* _Task prompt_:
Select, from the data, each line where "text" occurs.

--- START Raw records ---

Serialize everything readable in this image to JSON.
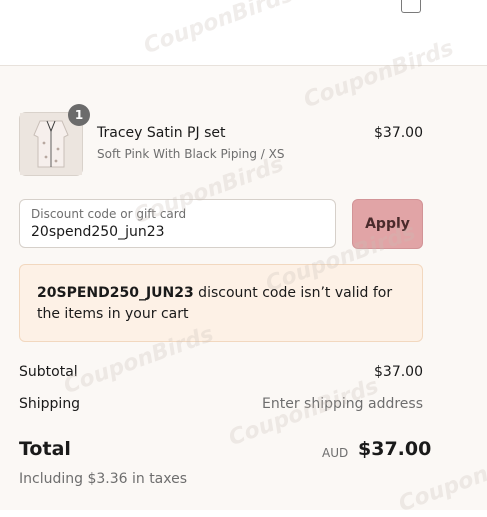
{
  "header": {
    "bag_icon": "shopping-bag-icon"
  },
  "product": {
    "quantity": "1",
    "name": "Tracey Satin PJ set",
    "variant": "Soft Pink With Black Piping / XS",
    "price": "$37.00"
  },
  "discount": {
    "placeholder": "Discount code or gift card",
    "value": "20spend250_jun23",
    "apply_label": "Apply"
  },
  "error": {
    "code": "20SPEND250_JUN23",
    "message": " discount code isn’t valid for the items in your cart"
  },
  "totals": {
    "subtotal_label": "Subtotal",
    "subtotal_value": "$37.00",
    "shipping_label": "Shipping",
    "shipping_value": "Enter shipping address",
    "total_label": "Total",
    "currency": "AUD",
    "total_value": "$37.00",
    "taxes_note": "Including $3.36 in taxes"
  },
  "watermark": "CouponBirds",
  "colors": {
    "apply_button": "#e1a4a6",
    "error_background": "#fdf1e6",
    "summary_background": "#fbf8f5"
  }
}
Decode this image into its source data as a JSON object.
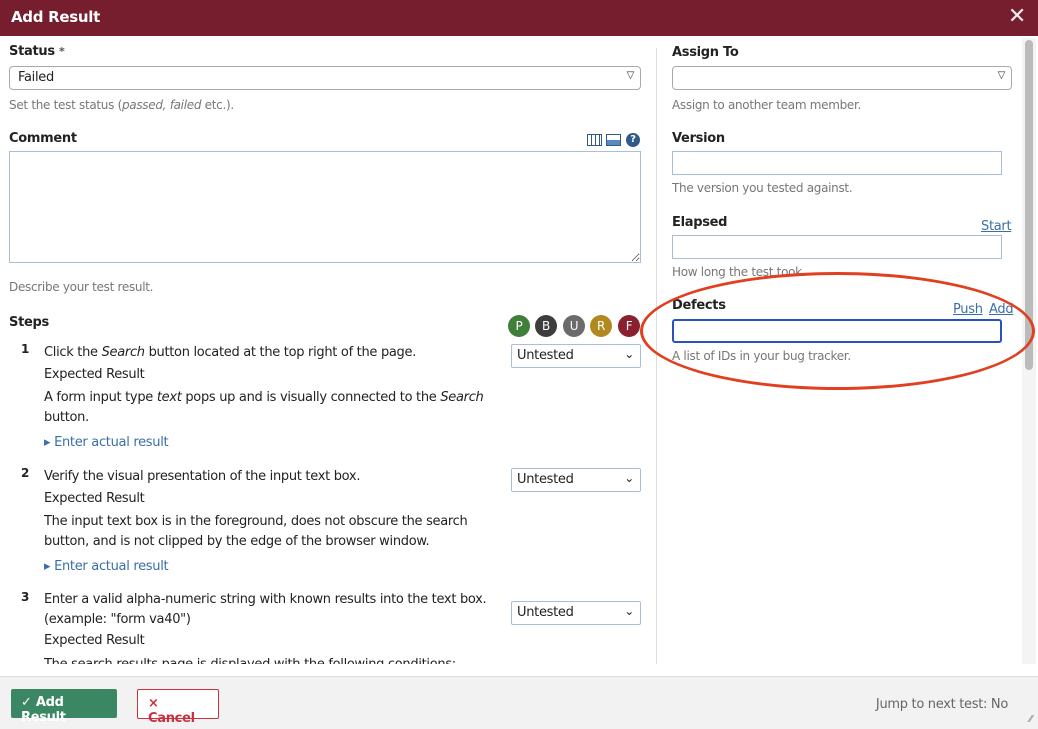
{
  "header": {
    "title": "Add Result",
    "close_icon": "close-icon"
  },
  "left": {
    "status_label": "Status",
    "status_required": "*",
    "status_value": "Failed",
    "status_hint_pre": "Set the test status (",
    "status_hint_i1": "passed, ",
    "status_hint_i2": "failed",
    "status_hint_post": " etc.).",
    "comment_label": "Comment",
    "comment_hint": "Describe your test result.",
    "steps_label": "Steps",
    "badges": [
      {
        "label": "P",
        "color": "#3f7f3a"
      },
      {
        "label": "B",
        "color": "#3d3d3d"
      },
      {
        "label": "U",
        "color": "#6b6b6b"
      },
      {
        "label": "R",
        "color": "#b08a21"
      },
      {
        "label": "F",
        "color": "#8a1f2e"
      }
    ],
    "steps": [
      {
        "num": "1",
        "desc_pre": "Click the ",
        "desc_i": "Search",
        "desc_post": " button located at the top right of the page.",
        "expected_label": "Expected Result",
        "expected_pre": "A form input type ",
        "expected_i": "text",
        "expected_mid": " pops up and is visually connected to the ",
        "expected_i2": "Search",
        "expected_post": " button.",
        "status": "Untested",
        "actual_link": "Enter actual result"
      },
      {
        "num": "2",
        "desc": "Verify the visual presentation of the input text box.",
        "expected_label": "Expected Result",
        "expected": "The input text box is in the foreground, does not obscure the search button, and is not clipped by the edge of the browser window.",
        "status": "Untested",
        "actual_link": "Enter actual result"
      },
      {
        "num": "3",
        "desc": "Enter a valid alpha-numeric string with known results into the text box. (example: \"form va40\")",
        "expected_label": "Expected Result",
        "expected": "The search results page is displayed with the following conditions:",
        "status": "Untested"
      }
    ]
  },
  "right": {
    "assign_label": "Assign To",
    "assign_value": "",
    "assign_hint": "Assign to another team member.",
    "version_label": "Version",
    "version_hint": "The version you tested against.",
    "elapsed_label": "Elapsed",
    "elapsed_start": "Start",
    "elapsed_hint": "How long the test took.",
    "defects_label": "Defects",
    "defects_push": "Push",
    "defects_add": "Add",
    "defects_hint": "A list of IDs in your bug tracker."
  },
  "footer": {
    "add_label": "Add Result",
    "cancel_label": "Cancel",
    "jump_label": "Jump to next test: No"
  },
  "colors": {
    "header": "#761d2e",
    "add_button": "#3b8764",
    "cancel": "#c8323e",
    "annotation": "#e04020"
  }
}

--- END Raw records ---

* _Answer to this problem_:
        "expected_i": "text",
        "desc": "Verify the visual presentation of the input text box.",
        "expected": "The input text box is in the foreground, does not obscure the search button, and is not clipped by the edge of the browser window.",
        "desc": "Enter a valid alpha-numeric string with known results into the text box. (example: \"form va40\")",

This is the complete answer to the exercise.